### The problem
Write out all the entries word for word and omit any pictures.
-- START Supplied information --
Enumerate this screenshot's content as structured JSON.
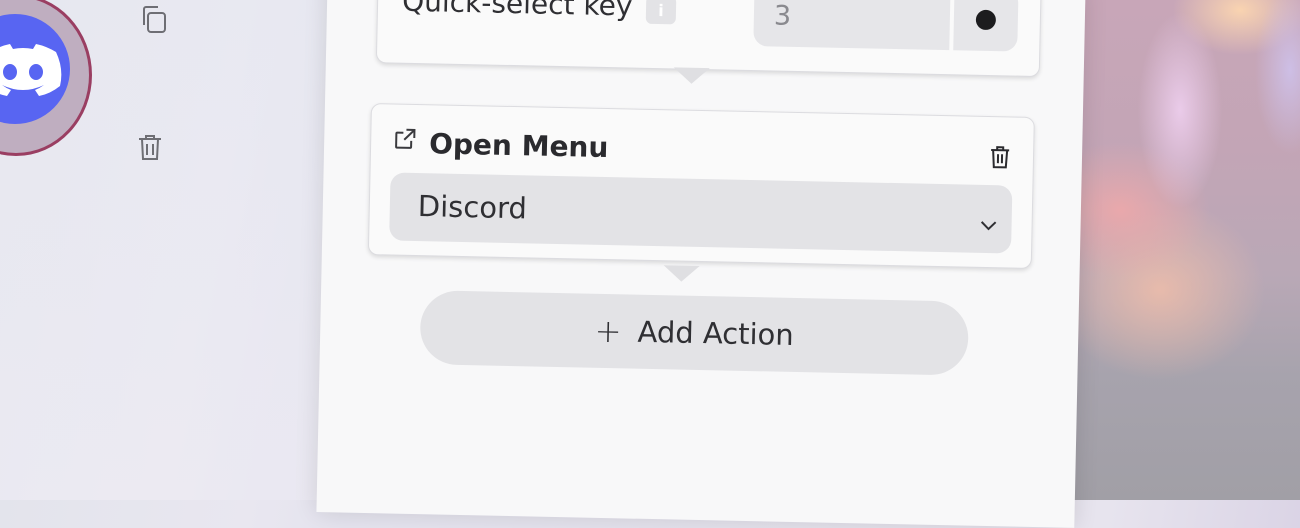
{
  "left_toolbar": {
    "avatar_app": "Discord",
    "icons": [
      "copy-icon",
      "trash-icon"
    ]
  },
  "quick_select": {
    "label": "Quick-select key",
    "info_glyph": "i",
    "value": "3"
  },
  "action_card": {
    "icon": "external-link-icon",
    "title": "Open Menu",
    "selected": "Discord"
  },
  "add_action": {
    "label": "Add Action",
    "plus": "+"
  },
  "colors": {
    "accent_discord": "#5865f2",
    "avatar_border": "#9a3e62"
  }
}
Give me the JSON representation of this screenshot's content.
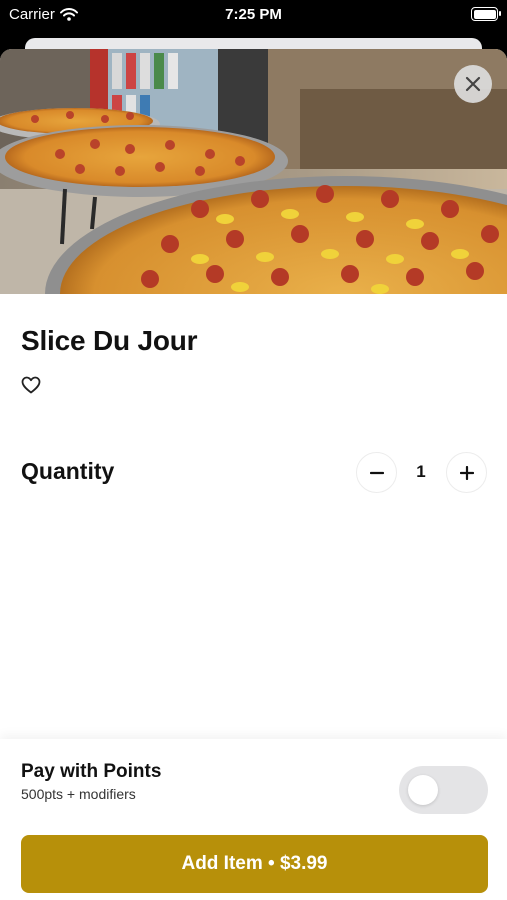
{
  "status_bar": {
    "carrier": "Carrier",
    "time": "7:25 PM",
    "battery_level": 1.0
  },
  "item": {
    "title": "Slice Du Jour",
    "favorite": false
  },
  "quantity": {
    "label": "Quantity",
    "value": "1"
  },
  "footer": {
    "pay_title": "Pay with Points",
    "pay_subtitle": "500pts + modifiers",
    "toggle_on": false,
    "add_button_label": "Add Item • $3.99"
  },
  "colors": {
    "accent": "#b7900a",
    "toggle_off": "#e4e4e6"
  },
  "icons": [
    "wifi-icon",
    "battery-icon",
    "close-icon",
    "heart-icon",
    "minus-icon",
    "plus-icon"
  ]
}
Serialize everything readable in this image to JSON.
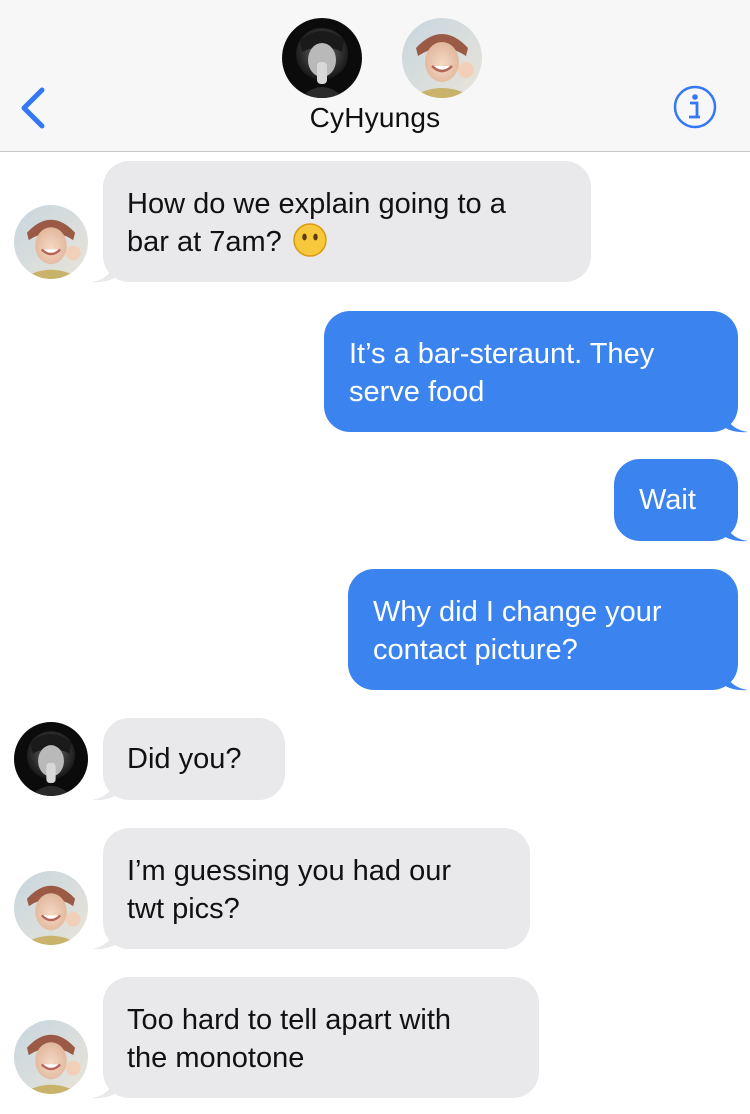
{
  "header": {
    "title": "CyHyungs",
    "back_icon": "chevron-left-icon",
    "info_icon": "info-circle-icon",
    "accent_color": "#3478f6"
  },
  "messages": [
    {
      "direction": "incoming",
      "sender": "hobi",
      "lines": [
        "How do we explain going to a",
        "bar at 7am?"
      ],
      "emoji": "no-mouth-face-emoji"
    },
    {
      "direction": "outgoing",
      "lines": [
        "It’s a bar-steraunt. They",
        "serve food"
      ]
    },
    {
      "direction": "outgoing",
      "lines": [
        "Wait"
      ]
    },
    {
      "direction": "outgoing",
      "lines": [
        "Why did I change your",
        "contact picture?"
      ]
    },
    {
      "direction": "incoming",
      "sender": "dark",
      "lines": [
        "Did you?"
      ]
    },
    {
      "direction": "incoming",
      "sender": "hobi",
      "lines": [
        "I’m guessing you had our",
        "twt pics?"
      ]
    },
    {
      "direction": "incoming",
      "sender": "hobi",
      "lines": [
        "Too hard to tell apart with",
        "the monotone"
      ]
    }
  ],
  "colors": {
    "incoming_bubble": "#e9e9eb",
    "outgoing_bubble": "#3b84f0",
    "header_bg": "#f7f7f7"
  }
}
-- END Supplied information --
### Exercise output
Enumerate this screenshot's content as structured JSON.
{
  "left_toolbar": {
    "avatar_app": "Discord",
    "icons": [
      "copy-icon",
      "trash-icon"
    ]
  },
  "quick_select": {
    "label": "Quick-select key",
    "info_glyph": "i",
    "value": "3"
  },
  "action_card": {
    "icon": "external-link-icon",
    "title": "Open Menu",
    "selected": "Discord"
  },
  "add_action": {
    "label": "Add Action",
    "plus": "+"
  },
  "colors": {
    "accent_discord": "#5865f2",
    "avatar_border": "#9a3e62"
  }
}
Give me the JSON representation of this screenshot's content.
{
  "status_bar": {
    "carrier": "Carrier",
    "time": "7:25 PM",
    "battery_level": 1.0
  },
  "item": {
    "title": "Slice Du Jour",
    "favorite": false
  },
  "quantity": {
    "label": "Quantity",
    "value": "1"
  },
  "footer": {
    "pay_title": "Pay with Points",
    "pay_subtitle": "500pts + modifiers",
    "toggle_on": false,
    "add_button_label": "Add Item • $3.99"
  },
  "colors": {
    "accent": "#b7900a",
    "toggle_off": "#e4e4e6"
  },
  "icons": [
    "wifi-icon",
    "battery-icon",
    "close-icon",
    "heart-icon",
    "minus-icon",
    "plus-icon"
  ]
}
Serialize everything readable in this image to JSON.
{
  "header": {
    "title": "CyHyungs",
    "back_icon": "chevron-left-icon",
    "info_icon": "info-circle-icon",
    "accent_color": "#3478f6"
  },
  "messages": [
    {
      "direction": "incoming",
      "sender": "hobi",
      "lines": [
        "How do we explain going to a",
        "bar at 7am?"
      ],
      "emoji": "no-mouth-face-emoji"
    },
    {
      "direction": "outgoing",
      "lines": [
        "It’s a bar-steraunt. They",
        "serve food"
      ]
    },
    {
      "direction": "outgoing",
      "lines": [
        "Wait"
      ]
    },
    {
      "direction": "outgoing",
      "lines": [
        "Why did I change your",
        "contact picture?"
      ]
    },
    {
      "direction": "incoming",
      "sender": "dark",
      "lines": [
        "Did you?"
      ]
    },
    {
      "direction": "incoming",
      "sender": "hobi",
      "lines": [
        "I’m guessing you had our",
        "twt pics?"
      ]
    },
    {
      "direction": "incoming",
      "sender": "hobi",
      "lines": [
        "Too hard to tell apart with",
        "the monotone"
      ]
    }
  ],
  "colors": {
    "incoming_bubble": "#e9e9eb",
    "outgoing_bubble": "#3b84f0",
    "header_bg": "#f7f7f7"
  }
}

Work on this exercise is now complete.